*Data supplied*:
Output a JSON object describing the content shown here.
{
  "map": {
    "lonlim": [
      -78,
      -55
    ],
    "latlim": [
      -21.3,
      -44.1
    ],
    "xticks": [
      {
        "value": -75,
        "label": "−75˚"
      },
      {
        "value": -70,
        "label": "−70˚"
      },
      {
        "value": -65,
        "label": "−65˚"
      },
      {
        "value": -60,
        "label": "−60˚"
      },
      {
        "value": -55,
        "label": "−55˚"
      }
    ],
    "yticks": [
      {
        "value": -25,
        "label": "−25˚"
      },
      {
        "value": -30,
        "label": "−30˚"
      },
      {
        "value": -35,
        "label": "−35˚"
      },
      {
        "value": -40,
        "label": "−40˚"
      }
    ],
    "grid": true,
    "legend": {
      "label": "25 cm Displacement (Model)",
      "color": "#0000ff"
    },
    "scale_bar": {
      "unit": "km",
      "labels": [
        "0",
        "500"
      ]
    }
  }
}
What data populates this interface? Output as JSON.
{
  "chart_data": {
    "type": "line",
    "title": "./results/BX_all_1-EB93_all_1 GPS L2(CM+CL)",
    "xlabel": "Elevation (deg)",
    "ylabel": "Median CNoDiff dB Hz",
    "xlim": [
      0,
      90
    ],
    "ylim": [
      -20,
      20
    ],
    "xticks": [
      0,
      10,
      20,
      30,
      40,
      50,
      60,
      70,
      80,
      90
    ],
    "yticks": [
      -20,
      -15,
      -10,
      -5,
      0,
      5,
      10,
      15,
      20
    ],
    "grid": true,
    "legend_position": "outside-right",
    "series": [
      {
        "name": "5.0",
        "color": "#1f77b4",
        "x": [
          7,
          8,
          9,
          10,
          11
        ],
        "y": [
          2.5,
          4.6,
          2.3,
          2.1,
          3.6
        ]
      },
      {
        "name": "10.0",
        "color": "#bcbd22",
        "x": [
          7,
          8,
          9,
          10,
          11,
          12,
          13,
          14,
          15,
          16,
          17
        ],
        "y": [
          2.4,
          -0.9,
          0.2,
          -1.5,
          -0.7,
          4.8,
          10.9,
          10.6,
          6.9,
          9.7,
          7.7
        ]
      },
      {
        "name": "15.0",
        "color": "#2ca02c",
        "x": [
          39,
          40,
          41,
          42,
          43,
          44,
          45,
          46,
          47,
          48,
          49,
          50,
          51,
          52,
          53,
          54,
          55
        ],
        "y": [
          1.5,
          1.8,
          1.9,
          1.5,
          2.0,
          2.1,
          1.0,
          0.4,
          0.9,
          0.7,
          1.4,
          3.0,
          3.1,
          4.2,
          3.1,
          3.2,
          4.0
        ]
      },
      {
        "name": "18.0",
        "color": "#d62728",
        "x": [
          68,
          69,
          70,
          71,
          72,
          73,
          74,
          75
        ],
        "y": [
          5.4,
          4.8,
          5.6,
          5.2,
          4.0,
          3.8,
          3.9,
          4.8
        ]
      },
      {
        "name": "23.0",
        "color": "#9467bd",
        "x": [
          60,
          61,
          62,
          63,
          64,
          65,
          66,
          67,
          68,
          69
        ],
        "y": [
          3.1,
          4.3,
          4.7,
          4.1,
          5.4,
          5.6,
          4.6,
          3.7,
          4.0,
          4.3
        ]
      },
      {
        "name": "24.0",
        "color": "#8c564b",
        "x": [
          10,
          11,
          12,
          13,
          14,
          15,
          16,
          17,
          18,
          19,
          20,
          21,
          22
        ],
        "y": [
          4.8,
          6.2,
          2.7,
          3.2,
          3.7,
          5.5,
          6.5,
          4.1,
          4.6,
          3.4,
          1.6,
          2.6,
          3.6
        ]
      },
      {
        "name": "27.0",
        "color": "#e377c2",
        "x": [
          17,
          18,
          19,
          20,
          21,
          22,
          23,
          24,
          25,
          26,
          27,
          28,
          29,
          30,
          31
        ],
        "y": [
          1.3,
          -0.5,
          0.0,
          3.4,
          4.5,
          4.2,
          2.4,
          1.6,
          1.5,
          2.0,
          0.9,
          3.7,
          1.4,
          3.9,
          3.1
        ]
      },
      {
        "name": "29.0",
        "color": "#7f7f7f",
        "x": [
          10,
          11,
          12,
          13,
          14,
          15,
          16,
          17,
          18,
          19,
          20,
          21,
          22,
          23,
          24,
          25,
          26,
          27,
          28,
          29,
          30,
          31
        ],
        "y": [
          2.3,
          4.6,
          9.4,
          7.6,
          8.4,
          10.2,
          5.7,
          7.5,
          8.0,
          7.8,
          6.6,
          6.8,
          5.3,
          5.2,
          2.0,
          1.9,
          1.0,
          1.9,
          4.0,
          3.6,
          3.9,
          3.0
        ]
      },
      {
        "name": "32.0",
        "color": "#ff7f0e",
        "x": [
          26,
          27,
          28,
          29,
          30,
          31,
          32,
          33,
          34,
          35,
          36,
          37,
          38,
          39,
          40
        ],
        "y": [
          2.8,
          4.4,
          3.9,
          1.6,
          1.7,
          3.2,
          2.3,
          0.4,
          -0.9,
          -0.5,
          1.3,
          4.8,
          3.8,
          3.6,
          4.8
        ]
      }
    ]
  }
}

*Work to do*:
Copy all the records above exactly, missing none.

*Expected output*:
Output a JSON object describing the content shown here.
{
  "map": {
    "lonlim": [
      -78,
      -55
    ],
    "latlim": [
      -21.3,
      -44.1
    ],
    "xticks": [
      {
        "value": -75,
        "label": "−75˚"
      },
      {
        "value": -70,
        "label": "−70˚"
      },
      {
        "value": -65,
        "label": "−65˚"
      },
      {
        "value": -60,
        "label": "−60˚"
      },
      {
        "value": -55,
        "label": "−55˚"
      }
    ],
    "yticks": [
      {
        "value": -25,
        "label": "−25˚"
      },
      {
        "value": -30,
        "label": "−30˚"
      },
      {
        "value": -35,
        "label": "−35˚"
      },
      {
        "value": -40,
        "label": "−40˚"
      }
    ],
    "grid": true,
    "legend": {
      "label": "25 cm Displacement (Model)",
      "color": "#0000ff"
    },
    "scale_bar": {
      "unit": "km",
      "labels": [
        "0",
        "500"
      ]
    }
  }
}
What data populates this interface? Output as JSON.
{
  "chart_data": {
    "type": "line",
    "title": "./results/BX_all_1-EB93_all_1 GPS L2(CM+CL)",
    "xlabel": "Elevation (deg)",
    "ylabel": "Median CNoDiff dB Hz",
    "xlim": [
      0,
      90
    ],
    "ylim": [
      -20,
      20
    ],
    "xticks": [
      0,
      10,
      20,
      30,
      40,
      50,
      60,
      70,
      80,
      90
    ],
    "yticks": [
      -20,
      -15,
      -10,
      -5,
      0,
      5,
      10,
      15,
      20
    ],
    "grid": true,
    "legend_position": "outside-right",
    "series": [
      {
        "name": "5.0",
        "color": "#1f77b4",
        "x": [
          7,
          8,
          9,
          10,
          11
        ],
        "y": [
          2.5,
          4.6,
          2.3,
          2.1,
          3.6
        ]
      },
      {
        "name": "10.0",
        "color": "#bcbd22",
        "x": [
          7,
          8,
          9,
          10,
          11,
          12,
          13,
          14,
          15,
          16,
          17
        ],
        "y": [
          2.4,
          -0.9,
          0.2,
          -1.5,
          -0.7,
          4.8,
          10.9,
          10.6,
          6.9,
          9.7,
          7.7
        ]
      },
      {
        "name": "15.0",
        "color": "#2ca02c",
        "x": [
          39,
          40,
          41,
          42,
          43,
          44,
          45,
          46,
          47,
          48,
          49,
          50,
          51,
          52,
          53,
          54,
          55
        ],
        "y": [
          1.5,
          1.8,
          1.9,
          1.5,
          2.0,
          2.1,
          1.0,
          0.4,
          0.9,
          0.7,
          1.4,
          3.0,
          3.1,
          4.2,
          3.1,
          3.2,
          4.0
        ]
      },
      {
        "name": "18.0",
        "color": "#d62728",
        "x": [
          68,
          69,
          70,
          71,
          72,
          73,
          74,
          75
        ],
        "y": [
          5.4,
          4.8,
          5.6,
          5.2,
          4.0,
          3.8,
          3.9,
          4.8
        ]
      },
      {
        "name": "23.0",
        "color": "#9467bd",
        "x": [
          60,
          61,
          62,
          63,
          64,
          65,
          66,
          67,
          68,
          69
        ],
        "y": [
          3.1,
          4.3,
          4.7,
          4.1,
          5.4,
          5.6,
          4.6,
          3.7,
          4.0,
          4.3
        ]
      },
      {
        "name": "24.0",
        "color": "#8c564b",
        "x": [
          10,
          11,
          12,
          13,
          14,
          15,
          16,
          17,
          18,
          19,
          20,
          21,
          22
        ],
        "y": [
          4.8,
          6.2,
          2.7,
          3.2,
          3.7,
          5.5,
          6.5,
          4.1,
          4.6,
          3.4,
          1.6,
          2.6,
          3.6
        ]
      },
      {
        "name": "27.0",
        "color": "#e377c2",
        "x": [
          17,
          18,
          19,
          20,
          21,
          22,
          23,
          24,
          25,
          26,
          27,
          28,
          29,
          30,
          31
        ],
        "y": [
          1.3,
          -0.5,
          0.0,
          3.4,
          4.5,
          4.2,
          2.4,
          1.6,
          1.5,
          2.0,
          0.9,
          3.7,
          1.4,
          3.9,
          3.1
        ]
      },
      {
        "name": "29.0",
        "color": "#7f7f7f",
        "x": [
          10,
          11,
          12,
          13,
          14,
          15,
          16,
          17,
          18,
          19,
          20,
          21,
          22,
          23,
          24,
          25,
          26,
          27,
          28,
          29,
          30,
          31
        ],
        "y": [
          2.3,
          4.6,
          9.4,
          7.6,
          8.4,
          10.2,
          5.7,
          7.5,
          8.0,
          7.8,
          6.6,
          6.8,
          5.3,
          5.2,
          2.0,
          1.9,
          1.0,
          1.9,
          4.0,
          3.6,
          3.9,
          3.0
        ]
      },
      {
        "name": "32.0",
        "color": "#ff7f0e",
        "x": [
          26,
          27,
          28,
          29,
          30,
          31,
          32,
          33,
          34,
          35,
          36,
          37,
          38,
          39,
          40
        ],
        "y": [
          2.8,
          4.4,
          3.9,
          1.6,
          1.7,
          3.2,
          2.3,
          0.4,
          -0.9,
          -0.5,
          1.3,
          4.8,
          3.8,
          3.6,
          4.8
        ]
      }
    ]
  }
}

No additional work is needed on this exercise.